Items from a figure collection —
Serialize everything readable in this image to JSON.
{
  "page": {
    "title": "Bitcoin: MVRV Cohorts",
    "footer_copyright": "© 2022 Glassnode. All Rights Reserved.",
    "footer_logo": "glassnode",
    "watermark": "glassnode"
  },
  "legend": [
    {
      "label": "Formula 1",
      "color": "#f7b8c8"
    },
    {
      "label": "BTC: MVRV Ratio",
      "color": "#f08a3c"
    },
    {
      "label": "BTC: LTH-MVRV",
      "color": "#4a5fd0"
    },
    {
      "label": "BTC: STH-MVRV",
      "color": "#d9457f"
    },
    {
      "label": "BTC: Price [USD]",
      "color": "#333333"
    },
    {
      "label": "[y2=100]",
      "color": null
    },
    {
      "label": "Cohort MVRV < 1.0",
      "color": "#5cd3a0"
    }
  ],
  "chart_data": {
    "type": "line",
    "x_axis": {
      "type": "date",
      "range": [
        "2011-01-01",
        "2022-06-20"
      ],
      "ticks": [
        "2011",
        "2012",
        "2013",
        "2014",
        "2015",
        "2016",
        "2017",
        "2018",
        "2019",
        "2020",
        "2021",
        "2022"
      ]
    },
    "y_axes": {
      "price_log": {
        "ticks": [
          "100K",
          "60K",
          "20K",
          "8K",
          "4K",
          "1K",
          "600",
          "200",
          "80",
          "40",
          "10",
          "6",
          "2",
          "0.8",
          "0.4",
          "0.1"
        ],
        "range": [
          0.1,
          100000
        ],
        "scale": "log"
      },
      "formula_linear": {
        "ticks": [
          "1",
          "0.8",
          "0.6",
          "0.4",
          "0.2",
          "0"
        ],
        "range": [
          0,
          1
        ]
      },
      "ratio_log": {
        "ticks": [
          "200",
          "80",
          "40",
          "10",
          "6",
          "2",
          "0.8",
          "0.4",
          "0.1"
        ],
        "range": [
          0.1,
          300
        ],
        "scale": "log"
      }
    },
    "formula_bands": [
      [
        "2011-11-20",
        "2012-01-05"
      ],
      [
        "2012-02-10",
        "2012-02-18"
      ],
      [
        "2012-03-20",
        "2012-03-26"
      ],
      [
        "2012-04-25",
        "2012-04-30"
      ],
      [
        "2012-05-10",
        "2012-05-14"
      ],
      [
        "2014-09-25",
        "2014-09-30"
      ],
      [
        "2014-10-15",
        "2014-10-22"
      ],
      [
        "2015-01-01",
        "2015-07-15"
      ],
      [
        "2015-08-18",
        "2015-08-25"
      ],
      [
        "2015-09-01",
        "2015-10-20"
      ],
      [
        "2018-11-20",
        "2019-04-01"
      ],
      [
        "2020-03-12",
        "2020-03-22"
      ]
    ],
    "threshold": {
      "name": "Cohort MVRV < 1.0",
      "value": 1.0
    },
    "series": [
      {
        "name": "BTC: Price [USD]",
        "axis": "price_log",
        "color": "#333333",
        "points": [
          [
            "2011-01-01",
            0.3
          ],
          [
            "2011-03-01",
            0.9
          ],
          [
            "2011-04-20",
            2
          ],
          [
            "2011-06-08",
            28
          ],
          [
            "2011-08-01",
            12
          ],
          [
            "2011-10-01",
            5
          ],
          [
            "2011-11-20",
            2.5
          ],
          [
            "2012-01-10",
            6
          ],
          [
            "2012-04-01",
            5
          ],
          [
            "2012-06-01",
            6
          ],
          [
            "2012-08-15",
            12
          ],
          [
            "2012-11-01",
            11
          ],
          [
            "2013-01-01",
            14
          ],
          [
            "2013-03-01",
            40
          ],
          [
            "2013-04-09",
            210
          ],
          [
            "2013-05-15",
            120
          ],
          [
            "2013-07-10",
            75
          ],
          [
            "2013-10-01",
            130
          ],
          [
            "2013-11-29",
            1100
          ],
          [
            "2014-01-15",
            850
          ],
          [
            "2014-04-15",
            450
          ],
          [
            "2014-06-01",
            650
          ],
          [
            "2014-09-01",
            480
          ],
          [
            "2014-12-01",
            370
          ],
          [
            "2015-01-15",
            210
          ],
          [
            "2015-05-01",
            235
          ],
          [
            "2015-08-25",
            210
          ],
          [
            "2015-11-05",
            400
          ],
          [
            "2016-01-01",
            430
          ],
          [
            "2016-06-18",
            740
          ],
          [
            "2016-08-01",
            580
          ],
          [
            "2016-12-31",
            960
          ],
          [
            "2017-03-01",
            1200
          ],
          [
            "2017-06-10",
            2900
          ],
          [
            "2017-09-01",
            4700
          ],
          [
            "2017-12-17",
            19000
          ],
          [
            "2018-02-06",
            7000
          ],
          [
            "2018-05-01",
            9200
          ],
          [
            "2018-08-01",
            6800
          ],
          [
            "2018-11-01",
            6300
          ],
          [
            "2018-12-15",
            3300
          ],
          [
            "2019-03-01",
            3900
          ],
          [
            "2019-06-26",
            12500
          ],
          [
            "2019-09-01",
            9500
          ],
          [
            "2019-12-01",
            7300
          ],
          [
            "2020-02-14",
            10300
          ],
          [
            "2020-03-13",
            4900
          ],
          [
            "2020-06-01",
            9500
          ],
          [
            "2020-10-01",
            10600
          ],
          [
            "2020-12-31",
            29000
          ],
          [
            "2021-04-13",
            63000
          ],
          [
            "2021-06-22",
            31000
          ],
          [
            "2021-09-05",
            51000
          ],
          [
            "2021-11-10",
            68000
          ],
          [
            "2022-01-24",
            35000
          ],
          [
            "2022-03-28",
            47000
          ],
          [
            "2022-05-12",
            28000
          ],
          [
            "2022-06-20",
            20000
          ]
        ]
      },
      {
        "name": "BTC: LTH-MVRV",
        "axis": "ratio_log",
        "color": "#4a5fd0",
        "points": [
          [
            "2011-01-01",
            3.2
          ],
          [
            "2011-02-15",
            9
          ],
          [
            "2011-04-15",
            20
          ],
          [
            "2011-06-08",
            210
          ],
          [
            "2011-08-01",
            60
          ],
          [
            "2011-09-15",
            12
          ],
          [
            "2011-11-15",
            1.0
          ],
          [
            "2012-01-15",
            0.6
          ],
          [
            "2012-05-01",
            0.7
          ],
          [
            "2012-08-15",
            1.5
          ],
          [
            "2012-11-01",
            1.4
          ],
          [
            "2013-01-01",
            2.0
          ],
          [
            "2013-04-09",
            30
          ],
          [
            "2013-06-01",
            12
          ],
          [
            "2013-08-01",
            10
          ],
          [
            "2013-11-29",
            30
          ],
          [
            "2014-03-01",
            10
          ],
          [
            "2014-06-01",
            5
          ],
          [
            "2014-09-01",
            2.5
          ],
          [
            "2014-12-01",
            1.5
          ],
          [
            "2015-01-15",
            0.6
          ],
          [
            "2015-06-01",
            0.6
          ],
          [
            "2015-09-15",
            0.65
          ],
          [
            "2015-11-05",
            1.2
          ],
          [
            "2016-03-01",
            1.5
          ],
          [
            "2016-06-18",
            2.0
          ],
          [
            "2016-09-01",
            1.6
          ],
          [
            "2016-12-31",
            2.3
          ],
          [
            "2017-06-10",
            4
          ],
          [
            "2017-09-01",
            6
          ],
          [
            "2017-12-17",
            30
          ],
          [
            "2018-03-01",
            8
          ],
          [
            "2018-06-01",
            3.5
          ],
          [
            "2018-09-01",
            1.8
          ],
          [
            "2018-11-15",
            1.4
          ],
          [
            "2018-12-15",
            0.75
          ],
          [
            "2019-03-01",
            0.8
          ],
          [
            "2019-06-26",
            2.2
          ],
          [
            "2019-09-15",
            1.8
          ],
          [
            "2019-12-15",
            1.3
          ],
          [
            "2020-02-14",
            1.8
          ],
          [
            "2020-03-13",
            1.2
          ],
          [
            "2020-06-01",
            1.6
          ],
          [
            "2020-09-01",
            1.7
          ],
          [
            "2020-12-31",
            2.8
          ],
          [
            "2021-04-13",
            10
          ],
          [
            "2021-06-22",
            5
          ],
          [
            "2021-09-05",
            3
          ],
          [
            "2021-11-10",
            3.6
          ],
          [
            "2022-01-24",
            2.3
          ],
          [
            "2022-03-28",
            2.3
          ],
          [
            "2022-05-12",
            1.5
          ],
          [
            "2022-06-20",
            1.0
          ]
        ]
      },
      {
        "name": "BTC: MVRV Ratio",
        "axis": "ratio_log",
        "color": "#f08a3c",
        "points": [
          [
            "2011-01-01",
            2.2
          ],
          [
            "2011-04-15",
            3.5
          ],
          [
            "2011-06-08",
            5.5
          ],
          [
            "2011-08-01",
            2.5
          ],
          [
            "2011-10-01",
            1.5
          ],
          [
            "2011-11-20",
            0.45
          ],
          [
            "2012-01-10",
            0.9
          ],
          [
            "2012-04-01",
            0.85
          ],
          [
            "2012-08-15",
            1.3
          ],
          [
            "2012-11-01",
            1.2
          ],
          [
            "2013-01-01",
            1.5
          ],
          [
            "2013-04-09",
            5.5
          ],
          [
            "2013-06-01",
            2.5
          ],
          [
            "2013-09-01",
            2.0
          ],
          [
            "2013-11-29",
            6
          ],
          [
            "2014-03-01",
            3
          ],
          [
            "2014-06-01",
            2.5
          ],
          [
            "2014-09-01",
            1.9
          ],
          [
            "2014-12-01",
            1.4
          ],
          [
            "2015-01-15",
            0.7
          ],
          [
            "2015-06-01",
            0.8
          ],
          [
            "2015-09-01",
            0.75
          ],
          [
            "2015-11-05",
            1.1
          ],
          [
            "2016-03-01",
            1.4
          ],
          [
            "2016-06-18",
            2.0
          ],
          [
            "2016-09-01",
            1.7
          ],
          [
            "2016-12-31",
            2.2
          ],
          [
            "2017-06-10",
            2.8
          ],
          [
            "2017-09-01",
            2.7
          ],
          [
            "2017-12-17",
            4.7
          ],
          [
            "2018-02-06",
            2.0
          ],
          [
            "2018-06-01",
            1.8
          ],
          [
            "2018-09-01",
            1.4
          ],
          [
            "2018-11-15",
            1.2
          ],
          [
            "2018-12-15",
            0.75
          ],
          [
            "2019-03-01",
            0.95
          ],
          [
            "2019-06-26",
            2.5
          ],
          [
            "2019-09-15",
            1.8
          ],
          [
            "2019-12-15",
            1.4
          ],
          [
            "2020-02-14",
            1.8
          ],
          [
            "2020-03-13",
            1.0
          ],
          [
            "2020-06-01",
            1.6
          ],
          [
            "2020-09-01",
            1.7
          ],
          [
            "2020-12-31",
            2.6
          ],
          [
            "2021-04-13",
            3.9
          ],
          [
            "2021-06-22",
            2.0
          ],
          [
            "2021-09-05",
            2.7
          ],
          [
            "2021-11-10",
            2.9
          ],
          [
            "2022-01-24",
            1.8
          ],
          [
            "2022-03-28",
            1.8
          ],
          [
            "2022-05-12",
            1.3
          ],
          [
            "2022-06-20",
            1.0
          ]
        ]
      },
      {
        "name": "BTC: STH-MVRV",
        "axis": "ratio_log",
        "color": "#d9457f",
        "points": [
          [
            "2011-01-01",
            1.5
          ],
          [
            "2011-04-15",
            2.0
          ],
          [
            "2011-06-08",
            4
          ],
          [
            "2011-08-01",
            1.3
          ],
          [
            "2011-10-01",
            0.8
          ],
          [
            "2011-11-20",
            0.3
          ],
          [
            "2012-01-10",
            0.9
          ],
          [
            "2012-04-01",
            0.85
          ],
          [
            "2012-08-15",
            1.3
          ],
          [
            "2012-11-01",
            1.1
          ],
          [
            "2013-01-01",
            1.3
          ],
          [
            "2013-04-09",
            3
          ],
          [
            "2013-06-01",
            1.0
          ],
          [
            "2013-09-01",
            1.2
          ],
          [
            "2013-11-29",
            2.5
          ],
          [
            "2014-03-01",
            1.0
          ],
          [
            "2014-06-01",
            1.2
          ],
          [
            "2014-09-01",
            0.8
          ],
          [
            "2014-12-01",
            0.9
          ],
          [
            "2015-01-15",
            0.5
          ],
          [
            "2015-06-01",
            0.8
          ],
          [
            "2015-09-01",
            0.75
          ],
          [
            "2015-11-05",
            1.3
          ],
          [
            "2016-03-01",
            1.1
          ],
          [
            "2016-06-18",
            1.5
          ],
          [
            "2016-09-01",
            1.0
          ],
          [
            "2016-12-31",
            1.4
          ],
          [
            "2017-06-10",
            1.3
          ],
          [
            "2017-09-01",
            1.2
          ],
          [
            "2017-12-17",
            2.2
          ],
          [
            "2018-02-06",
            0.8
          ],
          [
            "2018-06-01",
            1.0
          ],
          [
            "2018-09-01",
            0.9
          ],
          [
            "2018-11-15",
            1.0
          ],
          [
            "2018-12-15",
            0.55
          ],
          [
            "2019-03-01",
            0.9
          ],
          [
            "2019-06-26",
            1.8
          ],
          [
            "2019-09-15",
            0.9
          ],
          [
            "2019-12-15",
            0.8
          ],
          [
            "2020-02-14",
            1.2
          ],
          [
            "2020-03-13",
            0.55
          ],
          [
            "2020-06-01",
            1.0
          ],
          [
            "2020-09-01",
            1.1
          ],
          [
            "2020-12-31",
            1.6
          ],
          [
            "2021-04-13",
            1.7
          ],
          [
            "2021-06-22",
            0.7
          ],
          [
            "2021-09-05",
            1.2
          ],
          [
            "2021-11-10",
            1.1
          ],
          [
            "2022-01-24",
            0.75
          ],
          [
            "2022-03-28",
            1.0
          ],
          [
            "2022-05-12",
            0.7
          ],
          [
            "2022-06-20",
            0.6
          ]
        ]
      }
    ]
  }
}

WORK TO DO — Provide the number of lines in these entries that hold the word "color", without any accompanying text.

PROBLEM SOLUTION — 11